(Figure contents as structured data)

<<<<

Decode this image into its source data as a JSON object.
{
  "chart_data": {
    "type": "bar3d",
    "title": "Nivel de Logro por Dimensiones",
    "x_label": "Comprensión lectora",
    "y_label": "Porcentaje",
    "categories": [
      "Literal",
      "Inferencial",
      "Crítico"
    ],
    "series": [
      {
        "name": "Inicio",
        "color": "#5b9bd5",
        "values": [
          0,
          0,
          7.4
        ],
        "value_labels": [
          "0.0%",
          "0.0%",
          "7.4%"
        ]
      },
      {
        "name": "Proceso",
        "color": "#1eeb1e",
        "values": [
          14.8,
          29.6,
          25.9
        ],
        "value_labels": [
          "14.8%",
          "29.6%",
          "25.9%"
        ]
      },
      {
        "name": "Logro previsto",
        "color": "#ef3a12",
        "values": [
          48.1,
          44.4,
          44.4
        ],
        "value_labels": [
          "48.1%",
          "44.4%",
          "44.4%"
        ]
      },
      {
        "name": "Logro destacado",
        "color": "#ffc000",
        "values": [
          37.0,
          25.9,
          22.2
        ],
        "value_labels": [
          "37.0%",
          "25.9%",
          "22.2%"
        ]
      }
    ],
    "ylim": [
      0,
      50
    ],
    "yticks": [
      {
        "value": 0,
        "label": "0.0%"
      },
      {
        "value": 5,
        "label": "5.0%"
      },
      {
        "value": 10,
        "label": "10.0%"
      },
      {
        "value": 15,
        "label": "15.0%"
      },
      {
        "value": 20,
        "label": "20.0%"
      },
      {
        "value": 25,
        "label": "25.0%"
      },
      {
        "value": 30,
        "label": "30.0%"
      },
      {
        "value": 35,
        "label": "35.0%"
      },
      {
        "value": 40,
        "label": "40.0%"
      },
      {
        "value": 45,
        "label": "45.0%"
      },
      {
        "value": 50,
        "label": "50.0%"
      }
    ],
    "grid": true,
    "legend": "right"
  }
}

>>>>

## WRITTEN TASK
Copy the entries above exactly, leaving none out.

## ANSWER FOR THE TASK
Decode this image into its source data as a JSON object.
{
  "chart_data": {
    "type": "bar3d",
    "title": "Nivel de Logro por Dimensiones",
    "x_label": "Comprensión lectora",
    "y_label": "Porcentaje",
    "categories": [
      "Literal",
      "Inferencial",
      "Crítico"
    ],
    "series": [
      {
        "name": "Inicio",
        "color": "#5b9bd5",
        "values": [
          0,
          0,
          7.4
        ],
        "value_labels": [
          "0.0%",
          "0.0%",
          "7.4%"
        ]
      },
      {
        "name": "Proceso",
        "color": "#1eeb1e",
        "values": [
          14.8,
          29.6,
          25.9
        ],
        "value_labels": [
          "14.8%",
          "29.6%",
          "25.9%"
        ]
      },
      {
        "name": "Logro previsto",
        "color": "#ef3a12",
        "values": [
          48.1,
          44.4,
          44.4
        ],
        "value_labels": [
          "48.1%",
          "44.4%",
          "44.4%"
        ]
      },
      {
        "name": "Logro destacado",
        "color": "#ffc000",
        "values": [
          37.0,
          25.9,
          22.2
        ],
        "value_labels": [
          "37.0%",
          "25.9%",
          "22.2%"
        ]
      }
    ],
    "ylim": [
      0,
      50
    ],
    "yticks": [
      {
        "value": 0,
        "label": "0.0%"
      },
      {
        "value": 5,
        "label": "5.0%"
      },
      {
        "value": 10,
        "label": "10.0%"
      },
      {
        "value": 15,
        "label": "15.0%"
      },
      {
        "value": 20,
        "label": "20.0%"
      },
      {
        "value": 25,
        "label": "25.0%"
      },
      {
        "value": 30,
        "label": "30.0%"
      },
      {
        "value": 35,
        "label": "35.0%"
      },
      {
        "value": 40,
        "label": "40.0%"
      },
      {
        "value": 45,
        "label": "45.0%"
      },
      {
        "value": 50,
        "label": "50.0%"
      }
    ],
    "grid": true,
    "legend": "right"
  }
}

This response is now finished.